**Goal**
Bring together all lines of the material below that contain the string "JSON".
* START Source records *
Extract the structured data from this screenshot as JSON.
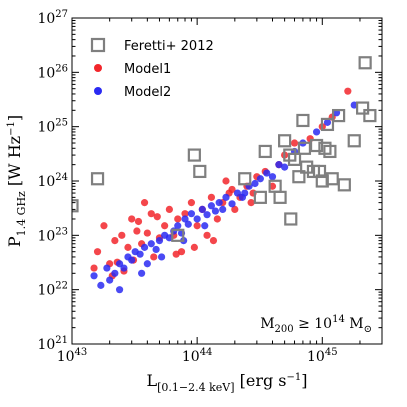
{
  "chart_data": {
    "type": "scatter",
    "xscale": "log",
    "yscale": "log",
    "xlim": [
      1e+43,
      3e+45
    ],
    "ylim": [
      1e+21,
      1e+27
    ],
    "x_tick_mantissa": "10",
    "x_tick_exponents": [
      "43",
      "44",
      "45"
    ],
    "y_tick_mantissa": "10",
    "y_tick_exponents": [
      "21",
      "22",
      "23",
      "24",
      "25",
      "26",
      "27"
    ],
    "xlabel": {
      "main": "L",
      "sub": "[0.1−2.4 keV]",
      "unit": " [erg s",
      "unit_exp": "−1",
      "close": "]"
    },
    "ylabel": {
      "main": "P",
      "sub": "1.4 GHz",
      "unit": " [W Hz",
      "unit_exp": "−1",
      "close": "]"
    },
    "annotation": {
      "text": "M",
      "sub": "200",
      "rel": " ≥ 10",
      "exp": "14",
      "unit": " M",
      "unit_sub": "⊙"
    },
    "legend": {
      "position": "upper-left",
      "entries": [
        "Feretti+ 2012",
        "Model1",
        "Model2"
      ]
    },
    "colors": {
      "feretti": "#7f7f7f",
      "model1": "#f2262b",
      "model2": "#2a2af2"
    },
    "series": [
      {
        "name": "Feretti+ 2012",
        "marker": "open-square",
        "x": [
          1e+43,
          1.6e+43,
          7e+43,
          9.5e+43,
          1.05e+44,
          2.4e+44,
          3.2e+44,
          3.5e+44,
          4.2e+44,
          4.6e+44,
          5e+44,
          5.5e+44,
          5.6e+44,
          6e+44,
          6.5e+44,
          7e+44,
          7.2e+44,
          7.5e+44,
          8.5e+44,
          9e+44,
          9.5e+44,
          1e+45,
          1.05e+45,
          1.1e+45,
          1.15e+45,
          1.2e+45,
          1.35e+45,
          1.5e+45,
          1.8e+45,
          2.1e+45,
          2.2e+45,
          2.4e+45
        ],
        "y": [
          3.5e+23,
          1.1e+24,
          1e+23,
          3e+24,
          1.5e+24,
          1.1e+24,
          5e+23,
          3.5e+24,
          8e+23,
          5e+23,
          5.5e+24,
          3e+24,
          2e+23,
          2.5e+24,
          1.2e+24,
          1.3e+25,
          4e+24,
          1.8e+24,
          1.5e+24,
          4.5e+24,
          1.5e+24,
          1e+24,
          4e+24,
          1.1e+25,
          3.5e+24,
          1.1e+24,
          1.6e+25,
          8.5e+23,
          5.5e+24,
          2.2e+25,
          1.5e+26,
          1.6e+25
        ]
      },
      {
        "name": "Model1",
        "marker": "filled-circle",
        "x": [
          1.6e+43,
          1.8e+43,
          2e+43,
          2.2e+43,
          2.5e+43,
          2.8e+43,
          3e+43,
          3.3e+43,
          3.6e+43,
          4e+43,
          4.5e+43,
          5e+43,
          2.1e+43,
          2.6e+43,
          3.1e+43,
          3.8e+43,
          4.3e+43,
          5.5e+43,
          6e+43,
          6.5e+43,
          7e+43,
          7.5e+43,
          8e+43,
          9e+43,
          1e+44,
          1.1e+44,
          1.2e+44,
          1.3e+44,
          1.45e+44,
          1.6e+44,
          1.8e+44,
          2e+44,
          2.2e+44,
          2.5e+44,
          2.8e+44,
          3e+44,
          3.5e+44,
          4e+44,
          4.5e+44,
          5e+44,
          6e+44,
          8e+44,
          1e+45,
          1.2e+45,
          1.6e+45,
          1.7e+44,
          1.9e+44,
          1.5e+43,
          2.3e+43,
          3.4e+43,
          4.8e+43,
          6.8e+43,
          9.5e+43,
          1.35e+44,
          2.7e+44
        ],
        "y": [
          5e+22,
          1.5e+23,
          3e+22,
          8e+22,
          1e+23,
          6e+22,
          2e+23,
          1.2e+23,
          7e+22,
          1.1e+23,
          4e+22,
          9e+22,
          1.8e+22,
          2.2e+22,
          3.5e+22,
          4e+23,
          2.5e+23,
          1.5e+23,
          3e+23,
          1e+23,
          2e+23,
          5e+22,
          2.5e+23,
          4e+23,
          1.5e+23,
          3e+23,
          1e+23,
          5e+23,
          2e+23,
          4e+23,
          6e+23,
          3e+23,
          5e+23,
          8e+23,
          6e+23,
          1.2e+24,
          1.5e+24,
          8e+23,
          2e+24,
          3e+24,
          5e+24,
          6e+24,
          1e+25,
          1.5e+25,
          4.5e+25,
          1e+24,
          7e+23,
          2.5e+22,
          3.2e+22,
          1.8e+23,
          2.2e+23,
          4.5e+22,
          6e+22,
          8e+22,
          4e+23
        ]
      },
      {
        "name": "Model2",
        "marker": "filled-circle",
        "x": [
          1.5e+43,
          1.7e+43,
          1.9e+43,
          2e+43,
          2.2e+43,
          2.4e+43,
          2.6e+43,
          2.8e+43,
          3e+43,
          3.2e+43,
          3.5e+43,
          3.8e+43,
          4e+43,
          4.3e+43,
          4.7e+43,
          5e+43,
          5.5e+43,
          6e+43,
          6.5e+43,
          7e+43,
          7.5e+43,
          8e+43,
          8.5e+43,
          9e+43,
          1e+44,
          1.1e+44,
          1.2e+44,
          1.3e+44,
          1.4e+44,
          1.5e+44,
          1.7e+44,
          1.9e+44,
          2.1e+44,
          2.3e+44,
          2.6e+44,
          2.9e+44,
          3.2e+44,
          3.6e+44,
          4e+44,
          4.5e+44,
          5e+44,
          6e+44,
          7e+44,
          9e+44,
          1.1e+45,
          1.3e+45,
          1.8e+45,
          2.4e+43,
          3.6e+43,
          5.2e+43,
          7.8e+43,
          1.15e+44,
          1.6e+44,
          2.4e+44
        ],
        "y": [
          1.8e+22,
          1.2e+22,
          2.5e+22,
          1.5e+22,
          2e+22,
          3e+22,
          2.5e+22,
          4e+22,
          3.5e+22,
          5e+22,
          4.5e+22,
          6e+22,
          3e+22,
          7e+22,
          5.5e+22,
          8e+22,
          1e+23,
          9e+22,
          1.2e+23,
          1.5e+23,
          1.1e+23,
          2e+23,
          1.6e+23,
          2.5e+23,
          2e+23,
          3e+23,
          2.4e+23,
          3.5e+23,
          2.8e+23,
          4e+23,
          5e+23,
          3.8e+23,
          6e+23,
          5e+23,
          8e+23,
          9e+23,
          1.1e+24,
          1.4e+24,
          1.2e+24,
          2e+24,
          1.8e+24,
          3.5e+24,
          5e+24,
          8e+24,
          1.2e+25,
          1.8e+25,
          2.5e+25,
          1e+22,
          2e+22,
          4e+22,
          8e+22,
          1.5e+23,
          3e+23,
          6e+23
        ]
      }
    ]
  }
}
* END Source records *
* START Source records *
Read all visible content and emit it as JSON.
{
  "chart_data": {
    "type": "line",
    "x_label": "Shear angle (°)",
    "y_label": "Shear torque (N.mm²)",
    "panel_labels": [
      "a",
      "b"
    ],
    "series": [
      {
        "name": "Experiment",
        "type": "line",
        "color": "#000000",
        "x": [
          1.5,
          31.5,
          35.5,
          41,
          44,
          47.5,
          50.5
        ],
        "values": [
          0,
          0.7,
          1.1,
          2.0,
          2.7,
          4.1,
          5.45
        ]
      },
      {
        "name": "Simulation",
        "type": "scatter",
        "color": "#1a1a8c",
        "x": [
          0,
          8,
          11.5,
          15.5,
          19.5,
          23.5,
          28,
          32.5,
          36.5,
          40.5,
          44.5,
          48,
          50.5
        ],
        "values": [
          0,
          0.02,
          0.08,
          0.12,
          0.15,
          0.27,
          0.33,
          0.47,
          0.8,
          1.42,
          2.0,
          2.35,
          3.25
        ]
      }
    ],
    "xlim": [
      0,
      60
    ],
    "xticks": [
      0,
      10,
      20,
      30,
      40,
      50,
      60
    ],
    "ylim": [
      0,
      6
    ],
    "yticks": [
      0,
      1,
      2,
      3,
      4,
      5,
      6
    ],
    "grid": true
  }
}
* END Source records *
**Exercise solution**
Extract the structured data from this screenshot as JSON.
Read all visible content and emit it as JSON.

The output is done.